* **Do this**:
Reproduce the entries exactly.

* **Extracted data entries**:
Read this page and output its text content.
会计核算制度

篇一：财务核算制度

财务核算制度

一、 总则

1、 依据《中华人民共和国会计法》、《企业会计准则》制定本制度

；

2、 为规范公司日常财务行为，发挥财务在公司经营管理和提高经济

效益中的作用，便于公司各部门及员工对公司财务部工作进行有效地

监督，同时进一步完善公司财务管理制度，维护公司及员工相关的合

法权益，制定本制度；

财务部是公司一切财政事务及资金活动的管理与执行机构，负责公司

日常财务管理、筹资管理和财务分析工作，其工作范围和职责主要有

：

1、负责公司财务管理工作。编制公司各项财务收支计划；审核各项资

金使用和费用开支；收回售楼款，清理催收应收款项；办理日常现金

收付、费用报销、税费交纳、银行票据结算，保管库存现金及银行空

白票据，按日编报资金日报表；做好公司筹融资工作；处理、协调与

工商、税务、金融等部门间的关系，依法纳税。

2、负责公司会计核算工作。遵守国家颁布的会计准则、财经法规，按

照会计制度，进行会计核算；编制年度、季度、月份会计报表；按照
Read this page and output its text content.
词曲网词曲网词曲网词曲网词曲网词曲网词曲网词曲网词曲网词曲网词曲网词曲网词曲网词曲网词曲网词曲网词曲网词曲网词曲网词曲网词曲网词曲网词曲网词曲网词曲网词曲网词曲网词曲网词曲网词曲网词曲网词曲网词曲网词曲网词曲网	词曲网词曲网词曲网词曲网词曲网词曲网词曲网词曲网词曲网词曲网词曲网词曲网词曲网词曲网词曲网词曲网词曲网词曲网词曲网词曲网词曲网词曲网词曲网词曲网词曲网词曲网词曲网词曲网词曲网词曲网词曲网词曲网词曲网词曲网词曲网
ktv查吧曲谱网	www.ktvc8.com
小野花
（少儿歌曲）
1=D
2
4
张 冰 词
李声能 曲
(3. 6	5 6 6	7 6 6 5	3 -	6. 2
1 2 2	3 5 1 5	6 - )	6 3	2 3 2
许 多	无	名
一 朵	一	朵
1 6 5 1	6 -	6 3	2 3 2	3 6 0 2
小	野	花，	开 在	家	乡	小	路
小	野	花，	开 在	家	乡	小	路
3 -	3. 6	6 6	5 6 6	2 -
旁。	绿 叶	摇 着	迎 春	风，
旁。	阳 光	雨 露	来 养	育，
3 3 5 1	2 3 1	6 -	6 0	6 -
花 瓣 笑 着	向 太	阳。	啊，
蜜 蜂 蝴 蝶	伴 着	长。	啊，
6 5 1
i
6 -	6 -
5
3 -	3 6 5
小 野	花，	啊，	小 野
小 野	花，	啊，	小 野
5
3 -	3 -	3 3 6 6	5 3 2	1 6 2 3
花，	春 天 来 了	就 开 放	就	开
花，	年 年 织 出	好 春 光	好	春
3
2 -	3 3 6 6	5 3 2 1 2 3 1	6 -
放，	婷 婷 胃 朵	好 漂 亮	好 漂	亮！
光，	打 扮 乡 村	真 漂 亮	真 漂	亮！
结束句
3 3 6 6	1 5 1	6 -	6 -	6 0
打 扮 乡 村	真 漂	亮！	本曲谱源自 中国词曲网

* **Complete response**:
Read this page and output its text content.
会计核算制度

篇一：财务核算制度

财务核算制度

一、 总则

1、 依据《中华人民共和国会计法》、《企业会计准则》制定本制度

；

2、 为规范公司日常财务行为，发挥财务在公司经营管理和提高经济

效益中的作用，便于公司各部门及员工对公司财务部工作进行有效地

监督，同时进一步完善公司财务管理制度，维护公司及员工相关的合

法权益，制定本制度；

财务部是公司一切财政事务及资金活动的管理与执行机构，负责公司

日常财务管理、筹资管理和财务分析工作，其工作范围和职责主要有

：

1、负责公司财务管理工作。编制公司各项财务收支计划；审核各项资

金使用和费用开支；收回售楼款，清理催收应收款项；办理日常现金

收付、费用报销、税费交纳、银行票据结算，保管库存现金及银行空

白票据，按日编报资金日报表；做好公司筹融资工作；处理、协调与

工商、税务、金融等部门间的关系，依法纳税。

2、负责公司会计核算工作。遵守国家颁布的会计准则、财经法规，按

照会计制度，进行会计核算；编制年度、季度、月份会计报表；按照
Read this page and output its text content.
词曲网词曲网词曲网词曲网词曲网词曲网词曲网词曲网词曲网词曲网词曲网词曲网词曲网词曲网词曲网词曲网词曲网词曲网词曲网词曲网词曲网词曲网词曲网词曲网词曲网词曲网词曲网词曲网词曲网词曲网词曲网词曲网词曲网词曲网词曲网	词曲网词曲网词曲网词曲网词曲网词曲网词曲网词曲网词曲网词曲网词曲网词曲网词曲网词曲网词曲网词曲网词曲网词曲网词曲网词曲网词曲网词曲网词曲网词曲网词曲网词曲网词曲网词曲网词曲网词曲网词曲网词曲网词曲网词曲网词曲网
ktv查吧曲谱网	www.ktvc8.com
小野花
（少儿歌曲）
1=D
2
4
张 冰 词
李声能 曲
(3. 6	5 6 6	7 6 6 5	3 -	6. 2
1 2 2	3 5 1 5	6 - )	6 3	2 3 2
许 多	无	名
一 朵	一	朵
1 6 5 1	6 -	6 3	2 3 2	3 6 0 2
小	野	花，	开 在	家	乡	小	路
小	野	花，	开 在	家	乡	小	路
3 -	3. 6	6 6	5 6 6	2 -
旁。	绿 叶	摇 着	迎 春	风，
旁。	阳 光	雨 露	来 养	育，
3 3 5 1	2 3 1	6 -	6 0	6 -
花 瓣 笑 着	向 太	阳。	啊，
蜜 蜂 蝴 蝶	伴 着	长。	啊，
6 5 1
i
6 -	6 -
5
3 -	3 6 5
小 野	花，	啊，	小 野
小 野	花，	啊，	小 野
5
3 -	3 -	3 3 6 6	5 3 2	1 6 2 3
花，	春 天 来 了	就 开 放	就	开
花，	年 年 织 出	好 春 光	好	春
3
2 -	3 3 6 6	5 3 2 1 2 3 1	6 -
放，	婷 婷 胃 朵	好 漂 亮	好 漂	亮！
光，	打 扮 乡 村	真 漂 亮	真 漂	亮！
结束句
3 3 6 6	1 5 1	6 -	6 -	6 0
打 扮 乡 村	真 漂	亮！	本曲谱源自 中国词曲网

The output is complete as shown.